* BEGIN INPUT *

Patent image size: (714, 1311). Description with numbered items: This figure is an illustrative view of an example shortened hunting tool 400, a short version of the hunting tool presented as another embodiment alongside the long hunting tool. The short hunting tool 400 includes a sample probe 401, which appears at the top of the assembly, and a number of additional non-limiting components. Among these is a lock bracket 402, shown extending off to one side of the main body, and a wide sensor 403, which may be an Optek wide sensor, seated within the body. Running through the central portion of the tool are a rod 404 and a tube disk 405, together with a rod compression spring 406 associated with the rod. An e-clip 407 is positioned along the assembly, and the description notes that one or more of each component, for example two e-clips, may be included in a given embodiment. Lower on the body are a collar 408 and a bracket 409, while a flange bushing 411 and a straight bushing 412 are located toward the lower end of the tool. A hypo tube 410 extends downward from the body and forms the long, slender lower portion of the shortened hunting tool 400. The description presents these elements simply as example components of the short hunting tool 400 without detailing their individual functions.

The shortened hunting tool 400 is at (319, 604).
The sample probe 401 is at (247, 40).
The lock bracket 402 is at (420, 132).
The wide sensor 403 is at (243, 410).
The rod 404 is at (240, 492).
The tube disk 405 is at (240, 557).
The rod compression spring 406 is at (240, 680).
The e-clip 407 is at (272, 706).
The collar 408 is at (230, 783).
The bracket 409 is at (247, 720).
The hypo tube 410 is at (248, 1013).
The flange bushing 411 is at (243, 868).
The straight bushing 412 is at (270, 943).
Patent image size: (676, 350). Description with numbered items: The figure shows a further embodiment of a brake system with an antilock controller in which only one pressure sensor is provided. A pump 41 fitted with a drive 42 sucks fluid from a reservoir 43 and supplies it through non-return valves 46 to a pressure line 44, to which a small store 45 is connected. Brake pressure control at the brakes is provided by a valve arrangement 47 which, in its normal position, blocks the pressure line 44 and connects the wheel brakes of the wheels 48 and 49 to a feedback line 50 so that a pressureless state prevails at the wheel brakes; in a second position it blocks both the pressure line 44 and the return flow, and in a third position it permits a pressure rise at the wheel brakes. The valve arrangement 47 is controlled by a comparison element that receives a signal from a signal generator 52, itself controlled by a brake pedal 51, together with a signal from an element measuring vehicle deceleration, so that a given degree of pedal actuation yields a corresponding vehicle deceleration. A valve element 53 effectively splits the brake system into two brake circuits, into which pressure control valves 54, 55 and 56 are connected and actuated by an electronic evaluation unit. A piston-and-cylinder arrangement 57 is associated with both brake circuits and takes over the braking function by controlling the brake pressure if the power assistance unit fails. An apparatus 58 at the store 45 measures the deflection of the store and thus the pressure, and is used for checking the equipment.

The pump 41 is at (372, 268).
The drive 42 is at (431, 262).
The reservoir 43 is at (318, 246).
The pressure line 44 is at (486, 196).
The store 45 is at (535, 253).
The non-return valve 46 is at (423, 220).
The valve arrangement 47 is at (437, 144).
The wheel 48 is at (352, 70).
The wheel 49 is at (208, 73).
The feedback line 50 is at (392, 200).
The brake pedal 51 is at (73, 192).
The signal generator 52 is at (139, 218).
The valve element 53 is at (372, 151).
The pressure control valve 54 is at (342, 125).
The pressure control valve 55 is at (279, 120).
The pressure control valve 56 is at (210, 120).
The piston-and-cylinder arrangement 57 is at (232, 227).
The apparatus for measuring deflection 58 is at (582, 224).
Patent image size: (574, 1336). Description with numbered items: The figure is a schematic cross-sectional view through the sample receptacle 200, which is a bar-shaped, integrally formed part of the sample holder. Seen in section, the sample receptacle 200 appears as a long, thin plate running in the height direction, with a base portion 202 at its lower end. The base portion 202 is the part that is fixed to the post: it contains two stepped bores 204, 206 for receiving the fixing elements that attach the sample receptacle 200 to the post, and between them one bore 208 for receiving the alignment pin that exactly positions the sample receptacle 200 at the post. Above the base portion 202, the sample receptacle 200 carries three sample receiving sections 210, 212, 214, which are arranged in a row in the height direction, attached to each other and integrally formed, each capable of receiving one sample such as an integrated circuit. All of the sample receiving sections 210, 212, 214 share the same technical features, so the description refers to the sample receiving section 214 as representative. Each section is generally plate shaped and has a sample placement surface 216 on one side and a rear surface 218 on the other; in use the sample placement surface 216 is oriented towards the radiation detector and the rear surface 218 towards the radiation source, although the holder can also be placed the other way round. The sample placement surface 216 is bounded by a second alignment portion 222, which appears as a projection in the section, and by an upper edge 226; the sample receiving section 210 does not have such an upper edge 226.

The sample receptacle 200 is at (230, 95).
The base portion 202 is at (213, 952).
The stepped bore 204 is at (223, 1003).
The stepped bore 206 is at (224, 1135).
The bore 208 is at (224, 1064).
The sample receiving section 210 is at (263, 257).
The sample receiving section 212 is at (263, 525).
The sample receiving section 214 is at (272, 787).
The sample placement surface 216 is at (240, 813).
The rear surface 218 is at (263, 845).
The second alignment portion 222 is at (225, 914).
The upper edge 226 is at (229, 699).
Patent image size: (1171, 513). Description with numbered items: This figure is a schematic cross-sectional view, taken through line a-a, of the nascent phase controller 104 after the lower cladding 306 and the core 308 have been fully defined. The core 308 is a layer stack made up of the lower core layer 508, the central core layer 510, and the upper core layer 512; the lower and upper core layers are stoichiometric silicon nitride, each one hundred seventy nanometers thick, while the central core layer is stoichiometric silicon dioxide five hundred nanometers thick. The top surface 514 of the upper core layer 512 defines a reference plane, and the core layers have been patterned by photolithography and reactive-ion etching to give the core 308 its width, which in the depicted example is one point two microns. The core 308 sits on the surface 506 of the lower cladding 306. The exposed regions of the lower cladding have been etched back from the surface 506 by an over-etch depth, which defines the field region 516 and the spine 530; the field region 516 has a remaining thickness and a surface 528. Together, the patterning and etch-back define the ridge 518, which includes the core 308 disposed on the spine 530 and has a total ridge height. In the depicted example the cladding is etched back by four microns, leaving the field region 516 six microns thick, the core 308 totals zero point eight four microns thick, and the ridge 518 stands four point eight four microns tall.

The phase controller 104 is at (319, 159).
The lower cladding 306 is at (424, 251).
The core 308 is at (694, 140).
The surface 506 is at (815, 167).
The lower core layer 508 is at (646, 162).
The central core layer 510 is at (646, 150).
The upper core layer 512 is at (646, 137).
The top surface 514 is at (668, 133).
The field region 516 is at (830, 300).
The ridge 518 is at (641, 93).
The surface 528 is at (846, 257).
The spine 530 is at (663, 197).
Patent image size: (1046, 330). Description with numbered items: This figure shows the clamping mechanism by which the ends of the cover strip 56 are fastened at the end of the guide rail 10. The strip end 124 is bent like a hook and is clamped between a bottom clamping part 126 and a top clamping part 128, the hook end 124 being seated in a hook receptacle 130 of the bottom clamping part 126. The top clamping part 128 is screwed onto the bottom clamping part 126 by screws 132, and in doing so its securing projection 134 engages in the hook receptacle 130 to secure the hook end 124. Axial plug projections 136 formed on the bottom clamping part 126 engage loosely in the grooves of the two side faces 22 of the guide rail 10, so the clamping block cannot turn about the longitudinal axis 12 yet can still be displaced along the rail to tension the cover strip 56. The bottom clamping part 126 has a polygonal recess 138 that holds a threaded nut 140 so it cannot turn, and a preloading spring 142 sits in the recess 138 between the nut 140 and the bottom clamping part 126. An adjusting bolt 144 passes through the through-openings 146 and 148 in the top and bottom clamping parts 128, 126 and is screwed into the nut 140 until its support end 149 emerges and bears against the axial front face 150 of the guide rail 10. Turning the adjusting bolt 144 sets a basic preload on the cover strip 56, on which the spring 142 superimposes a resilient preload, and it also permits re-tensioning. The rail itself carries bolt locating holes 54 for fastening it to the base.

* END INPUT *

_EXERCISE BRIEF_
Select every line above that contains the word "bracket", treating uppercase and lowercase as different.

_ANSWER TO THE PROBLEM_
Patent image size: (714, 1311). Description with numbered items: This figure is an illustrative view of an example shortened hunting tool 400, a short version of the hunting tool presented as another embodiment alongside the long hunting tool. The short hunting tool 400 includes a sample probe 401, which appears at the top of the assembly, and a number of additional non-limiting components. Among these is a lock bracket 402, shown extending off to one side of the main body, and a wide sensor 403, which may be an Optek wide sensor, seated within the body. Running through the central portion of the tool are a rod 404 and a tube disk 405, together with a rod compression spring 406 associated with the rod. An e-clip 407 is positioned along the assembly, and the description notes that one or more of each component, for example two e-clips, may be included in a given embodiment. Lower on the body are a collar 408 and a bracket 409, while a flange bushing 411 and a straight bushing 412 are located toward the lower end of the tool. A hypo tube 410 extends downward from the body and forms the long, slender lower portion of the shortened hunting tool 400. The description presents these elements simply as example components of the short hunting tool 400 without detailing their individual functions.
The lock bracket 402 is at (420, 132).
The bracket 409 is at (247, 720).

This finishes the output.